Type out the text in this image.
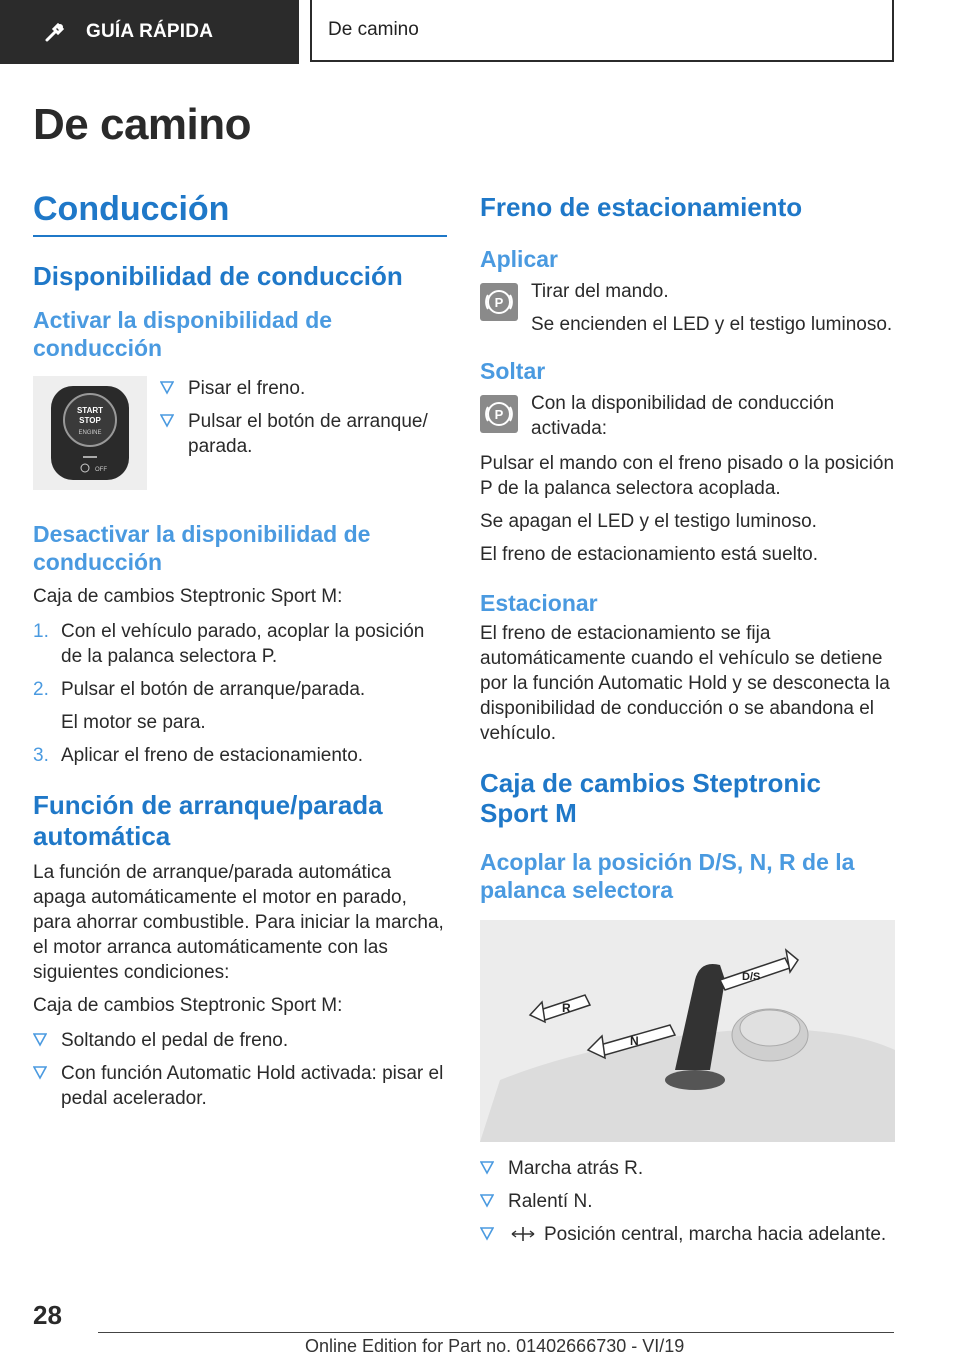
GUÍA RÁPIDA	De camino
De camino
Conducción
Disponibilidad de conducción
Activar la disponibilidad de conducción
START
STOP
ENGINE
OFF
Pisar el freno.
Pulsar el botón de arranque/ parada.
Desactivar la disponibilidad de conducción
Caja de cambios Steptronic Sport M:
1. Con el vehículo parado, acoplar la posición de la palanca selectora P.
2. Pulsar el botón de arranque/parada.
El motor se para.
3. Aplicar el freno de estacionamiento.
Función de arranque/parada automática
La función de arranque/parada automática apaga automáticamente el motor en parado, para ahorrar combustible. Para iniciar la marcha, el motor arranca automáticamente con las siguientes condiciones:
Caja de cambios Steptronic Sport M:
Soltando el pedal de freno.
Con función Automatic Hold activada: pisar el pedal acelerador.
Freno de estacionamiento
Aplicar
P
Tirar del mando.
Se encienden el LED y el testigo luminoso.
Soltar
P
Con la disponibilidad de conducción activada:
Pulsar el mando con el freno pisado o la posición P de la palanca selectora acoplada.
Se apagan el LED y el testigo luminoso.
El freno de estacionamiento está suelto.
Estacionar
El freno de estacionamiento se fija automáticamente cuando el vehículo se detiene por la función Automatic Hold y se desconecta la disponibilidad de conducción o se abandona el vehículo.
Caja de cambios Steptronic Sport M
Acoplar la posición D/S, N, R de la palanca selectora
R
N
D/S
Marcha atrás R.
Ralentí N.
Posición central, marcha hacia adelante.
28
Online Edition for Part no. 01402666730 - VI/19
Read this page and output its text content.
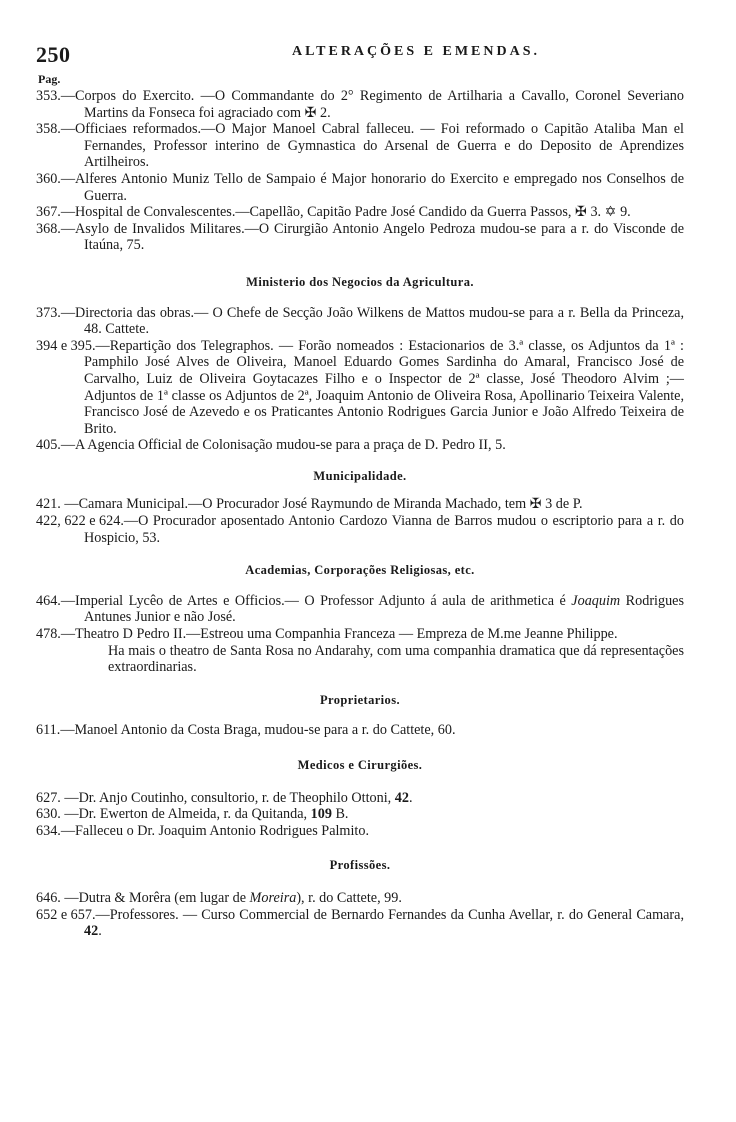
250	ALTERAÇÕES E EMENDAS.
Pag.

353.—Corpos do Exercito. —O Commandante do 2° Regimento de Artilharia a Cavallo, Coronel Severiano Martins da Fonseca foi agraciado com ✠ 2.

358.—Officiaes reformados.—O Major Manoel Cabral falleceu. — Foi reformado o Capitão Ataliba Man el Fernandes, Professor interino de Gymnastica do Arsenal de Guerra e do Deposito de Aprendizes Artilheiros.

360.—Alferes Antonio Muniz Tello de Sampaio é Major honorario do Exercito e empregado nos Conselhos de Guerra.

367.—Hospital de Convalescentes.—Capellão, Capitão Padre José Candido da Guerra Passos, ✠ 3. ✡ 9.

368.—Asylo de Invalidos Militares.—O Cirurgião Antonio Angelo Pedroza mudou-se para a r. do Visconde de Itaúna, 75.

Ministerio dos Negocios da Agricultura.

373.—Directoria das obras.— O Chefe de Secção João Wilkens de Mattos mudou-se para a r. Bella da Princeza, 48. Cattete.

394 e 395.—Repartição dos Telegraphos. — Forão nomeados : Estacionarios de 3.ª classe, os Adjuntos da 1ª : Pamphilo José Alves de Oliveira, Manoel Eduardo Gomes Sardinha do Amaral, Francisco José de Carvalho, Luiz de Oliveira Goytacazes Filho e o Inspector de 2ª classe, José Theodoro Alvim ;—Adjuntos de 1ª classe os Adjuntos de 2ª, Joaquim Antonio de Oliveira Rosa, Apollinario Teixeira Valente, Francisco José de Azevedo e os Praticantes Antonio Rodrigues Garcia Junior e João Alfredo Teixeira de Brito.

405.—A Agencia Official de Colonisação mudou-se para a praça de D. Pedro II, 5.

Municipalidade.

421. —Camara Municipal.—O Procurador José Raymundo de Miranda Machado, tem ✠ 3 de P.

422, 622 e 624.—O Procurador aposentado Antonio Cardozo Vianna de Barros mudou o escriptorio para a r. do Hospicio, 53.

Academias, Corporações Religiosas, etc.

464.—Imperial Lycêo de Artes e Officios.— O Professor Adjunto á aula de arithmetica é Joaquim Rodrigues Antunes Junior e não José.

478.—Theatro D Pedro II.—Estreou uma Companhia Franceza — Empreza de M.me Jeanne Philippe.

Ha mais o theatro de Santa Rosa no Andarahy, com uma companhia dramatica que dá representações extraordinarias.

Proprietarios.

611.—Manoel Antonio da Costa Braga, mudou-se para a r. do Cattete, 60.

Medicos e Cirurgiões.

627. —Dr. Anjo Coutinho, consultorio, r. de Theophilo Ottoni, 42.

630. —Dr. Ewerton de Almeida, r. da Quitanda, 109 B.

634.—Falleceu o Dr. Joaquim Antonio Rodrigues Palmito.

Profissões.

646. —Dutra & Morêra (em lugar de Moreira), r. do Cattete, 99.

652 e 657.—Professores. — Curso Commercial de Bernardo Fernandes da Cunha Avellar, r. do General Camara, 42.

* * *

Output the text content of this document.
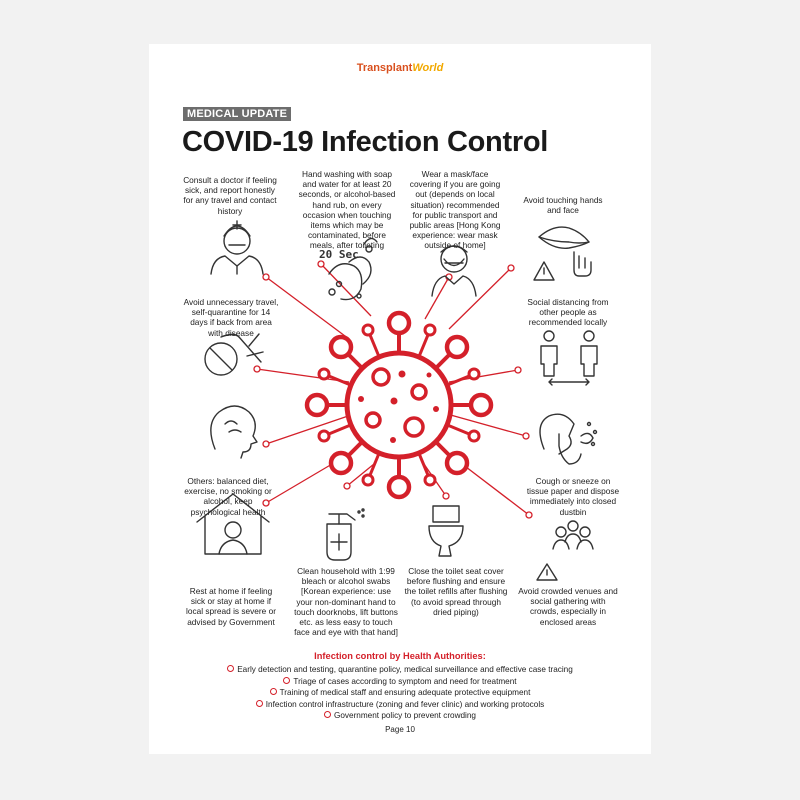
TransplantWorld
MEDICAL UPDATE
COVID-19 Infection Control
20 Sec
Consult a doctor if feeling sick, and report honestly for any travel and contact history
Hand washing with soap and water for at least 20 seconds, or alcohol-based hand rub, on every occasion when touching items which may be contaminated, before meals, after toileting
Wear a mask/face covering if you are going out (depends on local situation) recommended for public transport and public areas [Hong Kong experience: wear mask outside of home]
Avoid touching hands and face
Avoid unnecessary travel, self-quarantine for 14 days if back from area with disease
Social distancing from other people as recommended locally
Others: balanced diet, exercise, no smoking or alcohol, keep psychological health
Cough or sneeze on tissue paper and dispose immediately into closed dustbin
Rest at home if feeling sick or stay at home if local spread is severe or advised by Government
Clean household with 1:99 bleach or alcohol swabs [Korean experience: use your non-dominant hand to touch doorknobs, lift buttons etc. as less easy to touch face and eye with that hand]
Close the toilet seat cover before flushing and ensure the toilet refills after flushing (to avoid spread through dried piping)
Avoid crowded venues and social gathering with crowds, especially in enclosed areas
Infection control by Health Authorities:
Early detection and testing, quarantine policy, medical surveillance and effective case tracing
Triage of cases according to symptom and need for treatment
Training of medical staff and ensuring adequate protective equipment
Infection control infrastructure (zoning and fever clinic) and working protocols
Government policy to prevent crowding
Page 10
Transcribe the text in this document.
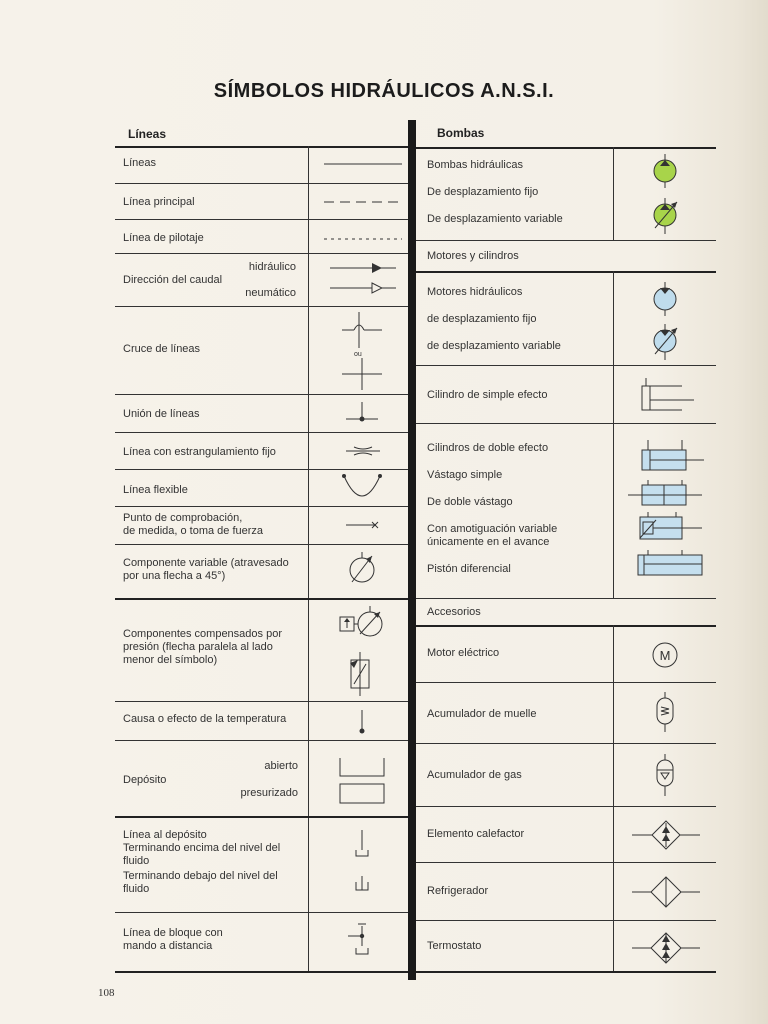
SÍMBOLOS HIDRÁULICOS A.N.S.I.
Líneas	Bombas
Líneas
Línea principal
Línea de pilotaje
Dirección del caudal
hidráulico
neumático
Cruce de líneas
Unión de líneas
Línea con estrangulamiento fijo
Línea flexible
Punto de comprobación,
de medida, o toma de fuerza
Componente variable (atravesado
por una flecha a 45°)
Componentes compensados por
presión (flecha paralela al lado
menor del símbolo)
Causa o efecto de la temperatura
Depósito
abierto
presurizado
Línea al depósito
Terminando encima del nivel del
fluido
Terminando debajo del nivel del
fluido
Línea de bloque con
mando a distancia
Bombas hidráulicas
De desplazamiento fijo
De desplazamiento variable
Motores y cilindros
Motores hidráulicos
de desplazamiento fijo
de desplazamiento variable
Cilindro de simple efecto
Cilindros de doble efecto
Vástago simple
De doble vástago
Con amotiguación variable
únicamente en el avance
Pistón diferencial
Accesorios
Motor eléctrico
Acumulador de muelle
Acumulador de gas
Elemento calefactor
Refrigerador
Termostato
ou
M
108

* * *

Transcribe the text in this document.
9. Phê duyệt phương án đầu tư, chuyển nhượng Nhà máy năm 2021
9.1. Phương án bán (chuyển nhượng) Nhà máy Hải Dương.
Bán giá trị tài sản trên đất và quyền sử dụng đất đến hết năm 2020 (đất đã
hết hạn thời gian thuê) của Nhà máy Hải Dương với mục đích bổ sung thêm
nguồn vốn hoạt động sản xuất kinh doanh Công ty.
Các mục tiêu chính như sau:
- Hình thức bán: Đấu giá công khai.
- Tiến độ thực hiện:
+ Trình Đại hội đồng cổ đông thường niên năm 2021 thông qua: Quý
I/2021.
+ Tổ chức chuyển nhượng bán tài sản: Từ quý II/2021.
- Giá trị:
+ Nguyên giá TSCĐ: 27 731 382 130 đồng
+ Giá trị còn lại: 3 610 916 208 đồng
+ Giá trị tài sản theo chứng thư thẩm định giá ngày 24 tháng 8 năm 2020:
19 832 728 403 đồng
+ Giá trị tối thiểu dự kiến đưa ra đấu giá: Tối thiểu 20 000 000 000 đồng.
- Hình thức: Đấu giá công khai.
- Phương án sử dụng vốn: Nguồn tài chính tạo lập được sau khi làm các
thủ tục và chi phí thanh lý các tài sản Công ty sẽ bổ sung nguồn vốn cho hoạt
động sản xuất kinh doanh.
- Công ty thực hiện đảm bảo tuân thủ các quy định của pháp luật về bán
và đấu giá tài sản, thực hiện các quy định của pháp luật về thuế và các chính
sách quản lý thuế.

Do this »
Find and copy each line above that includes the string "doble".

Response »
Cilindros de doble efecto
De doble vástago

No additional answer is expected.